What you should do.
Give every line of the data again, unchanged, but with no pictures.

Information shown.

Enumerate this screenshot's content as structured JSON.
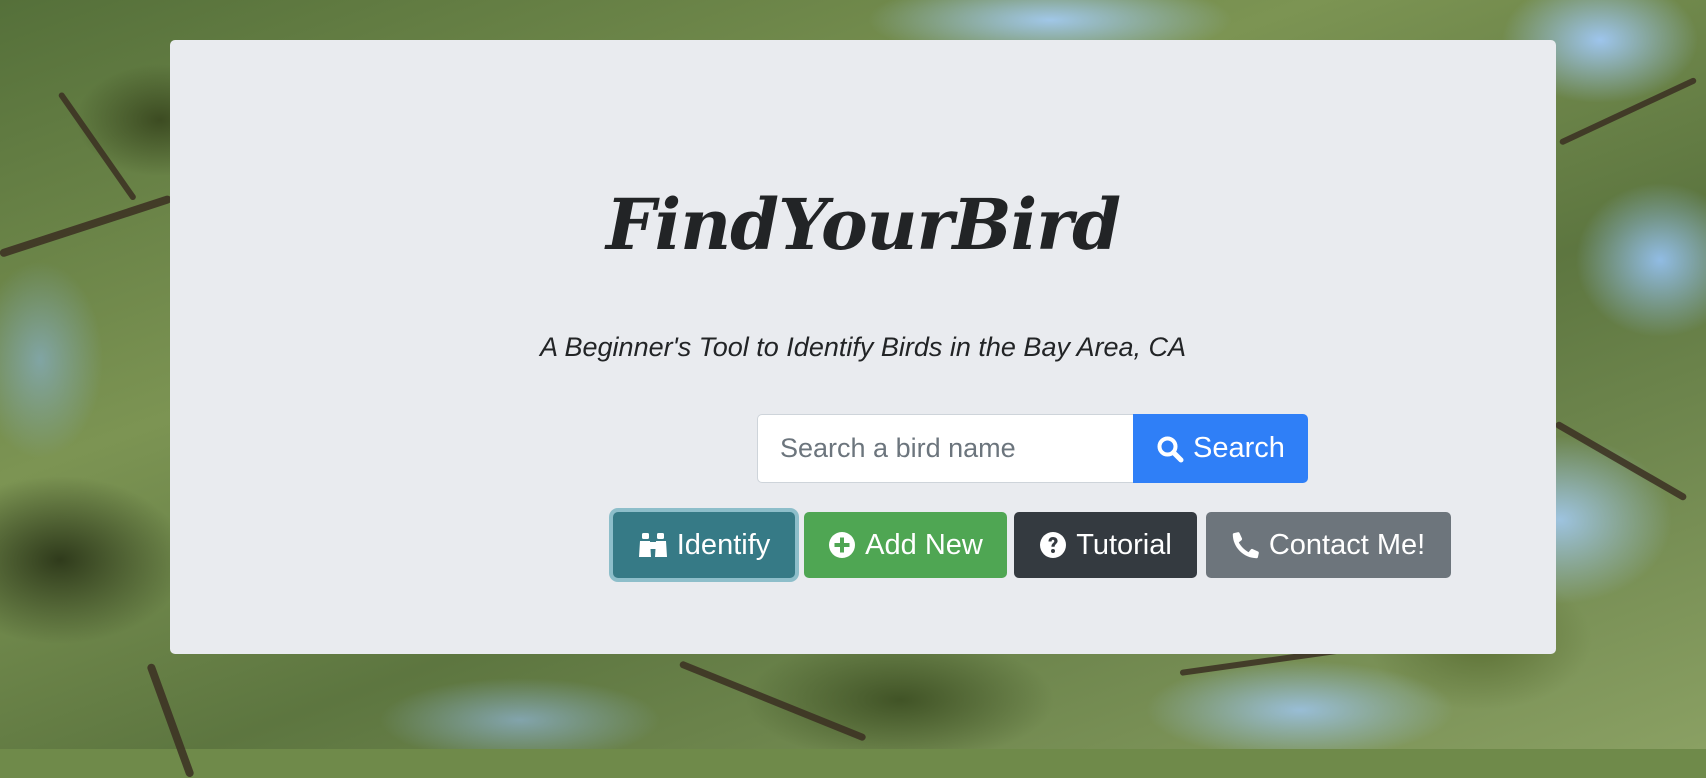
{
  "app": {
    "title": "FindYourBird",
    "subtitle": "A Beginner's Tool to Identify Birds in the Bay Area, CA"
  },
  "search": {
    "placeholder": "Search a bird name",
    "value": "",
    "button_label": "Search"
  },
  "actions": [
    {
      "label": "Identify",
      "icon": "binoculars-icon",
      "color": "#367a86"
    },
    {
      "label": "Add New",
      "icon": "plus-circle-icon",
      "color": "#4fa653"
    },
    {
      "label": "Tutorial",
      "icon": "question-circle-icon",
      "color": "#343a40"
    },
    {
      "label": "Contact Me!",
      "icon": "phone-icon",
      "color": "#6d757c"
    }
  ],
  "colors": {
    "card_background": "#e9ebef",
    "search_button": "#2f7ff7",
    "text": "#222426"
  }
}
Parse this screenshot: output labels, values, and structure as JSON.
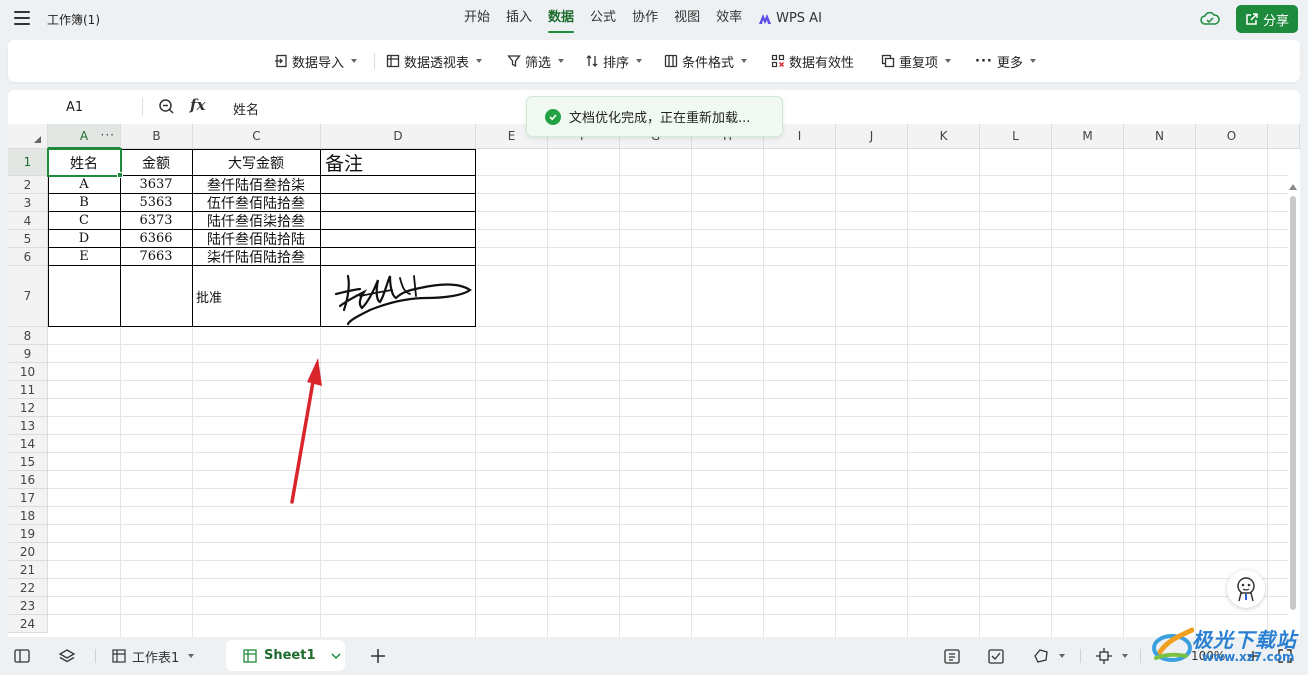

Task output.
Enumerate this screenshot's content as structured JSON.
{
  "app": {
    "title": "FindYourBird",
    "subtitle": "A Beginner's Tool to Identify Birds in the Bay Area, CA"
  },
  "search": {
    "placeholder": "Search a bird name",
    "value": "",
    "button_label": "Search"
  },
  "actions": [
    {
      "label": "Identify",
      "icon": "binoculars-icon",
      "color": "#367a86"
    },
    {
      "label": "Add New",
      "icon": "plus-circle-icon",
      "color": "#4fa653"
    },
    {
      "label": "Tutorial",
      "icon": "question-circle-icon",
      "color": "#343a40"
    },
    {
      "label": "Contact Me!",
      "icon": "phone-icon",
      "color": "#6d757c"
    }
  ],
  "colors": {
    "card_background": "#e9ebef",
    "search_button": "#2f7ff7",
    "text": "#222426"
  }
}
Parse this screenshot: output labels, values, and structure as JSON.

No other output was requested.